THE PROBLEM:
In the records below, rewrite the lines from the one containing "94, 416, 118]" through the one containing "236, 128, 266]", inclusive, swapping "divider" for "separator" and leaving everything else unchanged. Return only those lines.

===============

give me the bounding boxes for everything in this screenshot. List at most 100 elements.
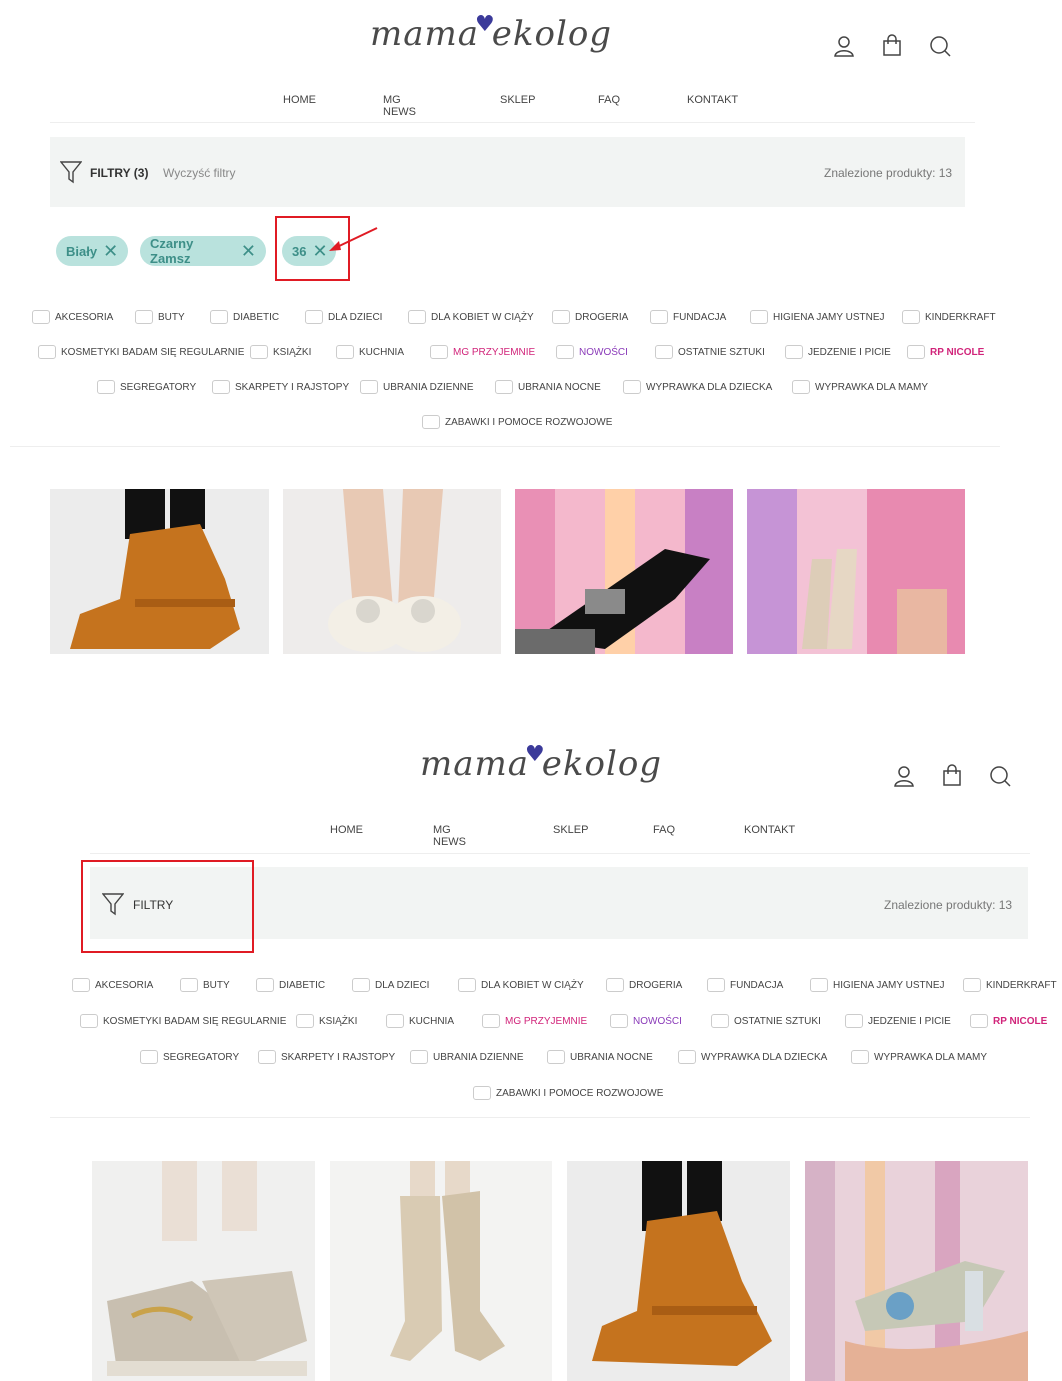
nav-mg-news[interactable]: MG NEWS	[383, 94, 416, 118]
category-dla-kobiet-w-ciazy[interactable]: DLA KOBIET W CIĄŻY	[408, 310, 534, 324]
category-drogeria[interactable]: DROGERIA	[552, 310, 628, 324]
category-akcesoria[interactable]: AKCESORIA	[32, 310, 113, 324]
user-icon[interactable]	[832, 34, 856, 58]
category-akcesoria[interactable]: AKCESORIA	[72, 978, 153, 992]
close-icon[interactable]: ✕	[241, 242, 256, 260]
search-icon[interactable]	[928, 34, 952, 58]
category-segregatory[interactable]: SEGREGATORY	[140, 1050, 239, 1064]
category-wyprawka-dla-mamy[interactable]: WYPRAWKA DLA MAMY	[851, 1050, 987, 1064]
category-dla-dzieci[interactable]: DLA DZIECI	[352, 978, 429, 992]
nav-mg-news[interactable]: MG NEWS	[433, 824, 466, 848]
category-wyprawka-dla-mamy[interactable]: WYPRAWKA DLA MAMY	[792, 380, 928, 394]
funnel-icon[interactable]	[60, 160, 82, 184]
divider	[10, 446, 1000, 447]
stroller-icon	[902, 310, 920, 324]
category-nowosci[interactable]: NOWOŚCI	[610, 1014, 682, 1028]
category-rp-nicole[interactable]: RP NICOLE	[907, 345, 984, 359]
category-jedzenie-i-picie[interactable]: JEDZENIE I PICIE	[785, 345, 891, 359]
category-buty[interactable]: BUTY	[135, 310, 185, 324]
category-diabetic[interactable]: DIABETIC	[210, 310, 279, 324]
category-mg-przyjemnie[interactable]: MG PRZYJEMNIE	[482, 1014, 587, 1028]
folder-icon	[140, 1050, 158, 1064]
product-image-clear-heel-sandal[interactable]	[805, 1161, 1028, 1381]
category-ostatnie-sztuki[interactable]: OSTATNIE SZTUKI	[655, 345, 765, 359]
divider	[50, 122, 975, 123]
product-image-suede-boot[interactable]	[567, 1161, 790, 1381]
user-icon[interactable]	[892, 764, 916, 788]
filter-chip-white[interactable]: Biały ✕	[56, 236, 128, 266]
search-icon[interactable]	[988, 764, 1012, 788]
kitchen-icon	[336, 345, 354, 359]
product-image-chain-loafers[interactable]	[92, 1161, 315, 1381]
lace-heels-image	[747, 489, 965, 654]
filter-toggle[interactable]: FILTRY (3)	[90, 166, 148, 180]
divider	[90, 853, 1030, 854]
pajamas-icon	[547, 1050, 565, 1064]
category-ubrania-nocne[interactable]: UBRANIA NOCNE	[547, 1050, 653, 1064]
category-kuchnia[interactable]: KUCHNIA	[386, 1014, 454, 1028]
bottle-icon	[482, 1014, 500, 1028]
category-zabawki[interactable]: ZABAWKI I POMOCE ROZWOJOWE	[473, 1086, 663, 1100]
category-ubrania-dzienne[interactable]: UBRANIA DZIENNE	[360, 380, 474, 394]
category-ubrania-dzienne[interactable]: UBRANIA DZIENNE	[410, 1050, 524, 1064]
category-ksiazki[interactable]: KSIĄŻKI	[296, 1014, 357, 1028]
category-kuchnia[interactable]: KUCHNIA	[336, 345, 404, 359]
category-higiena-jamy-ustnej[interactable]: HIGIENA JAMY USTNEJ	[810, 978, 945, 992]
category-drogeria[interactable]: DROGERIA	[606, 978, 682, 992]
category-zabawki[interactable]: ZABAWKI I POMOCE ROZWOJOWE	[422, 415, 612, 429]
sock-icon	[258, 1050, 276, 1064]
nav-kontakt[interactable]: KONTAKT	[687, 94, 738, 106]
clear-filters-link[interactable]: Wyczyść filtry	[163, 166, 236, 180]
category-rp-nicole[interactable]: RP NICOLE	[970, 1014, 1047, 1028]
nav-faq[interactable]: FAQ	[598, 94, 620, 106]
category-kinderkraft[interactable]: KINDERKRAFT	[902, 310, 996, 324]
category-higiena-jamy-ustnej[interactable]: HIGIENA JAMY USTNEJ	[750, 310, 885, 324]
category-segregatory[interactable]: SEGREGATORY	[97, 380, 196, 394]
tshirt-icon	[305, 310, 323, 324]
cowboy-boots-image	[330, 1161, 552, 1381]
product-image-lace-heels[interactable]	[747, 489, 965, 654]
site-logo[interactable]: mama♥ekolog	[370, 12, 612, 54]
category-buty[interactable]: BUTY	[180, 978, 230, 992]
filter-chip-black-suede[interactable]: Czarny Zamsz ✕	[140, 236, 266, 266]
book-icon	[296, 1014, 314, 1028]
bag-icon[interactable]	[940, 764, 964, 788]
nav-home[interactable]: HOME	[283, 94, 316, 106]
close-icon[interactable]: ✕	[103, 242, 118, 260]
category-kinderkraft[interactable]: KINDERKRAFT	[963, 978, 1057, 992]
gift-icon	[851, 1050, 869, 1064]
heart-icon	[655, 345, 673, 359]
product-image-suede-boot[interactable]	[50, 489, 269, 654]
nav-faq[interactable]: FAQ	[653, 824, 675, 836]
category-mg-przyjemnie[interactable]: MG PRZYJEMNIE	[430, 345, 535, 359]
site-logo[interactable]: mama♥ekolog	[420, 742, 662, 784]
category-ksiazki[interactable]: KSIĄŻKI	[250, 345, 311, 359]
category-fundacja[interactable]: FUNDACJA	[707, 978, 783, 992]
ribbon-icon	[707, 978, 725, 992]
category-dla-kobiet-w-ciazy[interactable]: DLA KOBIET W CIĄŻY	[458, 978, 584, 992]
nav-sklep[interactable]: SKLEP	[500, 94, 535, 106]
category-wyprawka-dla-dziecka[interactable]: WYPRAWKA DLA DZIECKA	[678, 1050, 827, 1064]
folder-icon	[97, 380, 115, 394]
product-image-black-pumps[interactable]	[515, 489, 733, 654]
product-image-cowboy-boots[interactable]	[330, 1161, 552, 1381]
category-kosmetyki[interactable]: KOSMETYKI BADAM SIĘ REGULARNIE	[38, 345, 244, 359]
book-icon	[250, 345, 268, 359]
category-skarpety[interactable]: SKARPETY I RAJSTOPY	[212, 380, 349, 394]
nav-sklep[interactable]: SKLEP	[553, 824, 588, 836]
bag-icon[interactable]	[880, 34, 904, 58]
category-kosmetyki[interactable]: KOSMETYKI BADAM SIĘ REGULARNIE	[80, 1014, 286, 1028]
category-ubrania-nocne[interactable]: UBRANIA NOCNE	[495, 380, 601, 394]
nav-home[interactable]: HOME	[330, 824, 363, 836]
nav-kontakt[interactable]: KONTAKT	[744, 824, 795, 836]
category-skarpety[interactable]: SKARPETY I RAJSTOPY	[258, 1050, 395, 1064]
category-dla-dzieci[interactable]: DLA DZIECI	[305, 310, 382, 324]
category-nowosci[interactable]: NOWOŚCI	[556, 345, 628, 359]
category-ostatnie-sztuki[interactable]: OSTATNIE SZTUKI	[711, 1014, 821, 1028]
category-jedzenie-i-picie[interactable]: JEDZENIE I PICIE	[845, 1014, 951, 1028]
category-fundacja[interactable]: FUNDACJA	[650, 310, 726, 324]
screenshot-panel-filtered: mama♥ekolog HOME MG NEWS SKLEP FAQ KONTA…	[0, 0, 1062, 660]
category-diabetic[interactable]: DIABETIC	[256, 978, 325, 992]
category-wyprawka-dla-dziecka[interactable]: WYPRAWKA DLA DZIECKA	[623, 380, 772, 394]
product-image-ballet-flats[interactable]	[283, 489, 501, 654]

===============

OUTPUT FOR THIS EXERCISE:
nav-mg-news[interactable]: MG NEWS	[383, 94, 416, 118]
category-dla-kobiet-w-ciazy[interactable]: DLA KOBIET W CIĄŻY	[408, 310, 534, 324]
category-drogeria[interactable]: DROGERIA	[552, 310, 628, 324]
category-akcesoria[interactable]: AKCESORIA	[32, 310, 113, 324]
user-icon[interactable]	[832, 34, 856, 58]
category-akcesoria[interactable]: AKCESORIA	[72, 978, 153, 992]
close-icon[interactable]: ✕	[241, 242, 256, 260]
search-icon[interactable]	[928, 34, 952, 58]
category-segregatory[interactable]: SEGREGATORY	[140, 1050, 239, 1064]
category-wyprawka-dla-mamy[interactable]: WYPRAWKA DLA MAMY	[851, 1050, 987, 1064]
category-dla-dzieci[interactable]: DLA DZIECI	[352, 978, 429, 992]
nav-mg-news[interactable]: MG NEWS	[433, 824, 466, 848]
category-wyprawka-dla-mamy[interactable]: WYPRAWKA DLA MAMY	[792, 380, 928, 394]
funnel-icon[interactable]	[60, 160, 82, 184]
separator	[10, 446, 1000, 447]
stroller-icon	[902, 310, 920, 324]
category-nowosci[interactable]: NOWOŚCI	[610, 1014, 682, 1028]
category-rp-nicole[interactable]: RP NICOLE	[907, 345, 984, 359]
category-jedzenie-i-picie[interactable]: JEDZENIE I PICIE	[785, 345, 891, 359]
category-buty[interactable]: BUTY	[135, 310, 185, 324]
category-diabetic[interactable]: DIABETIC	[210, 310, 279, 324]
category-mg-przyjemnie[interactable]: MG PRZYJEMNIE	[482, 1014, 587, 1028]
folder-icon	[140, 1050, 158, 1064]
product-image-clear-heel-sandal[interactable]	[805, 1161, 1028, 1381]
category-ostatnie-sztuki[interactable]: OSTATNIE SZTUKI	[655, 345, 765, 359]
separator	[50, 122, 975, 123]
product-image-suede-boot[interactable]	[567, 1161, 790, 1381]
user-icon[interactable]	[892, 764, 916, 788]
filter-chip-white[interactable]: Biały ✕	[56, 236, 128, 266]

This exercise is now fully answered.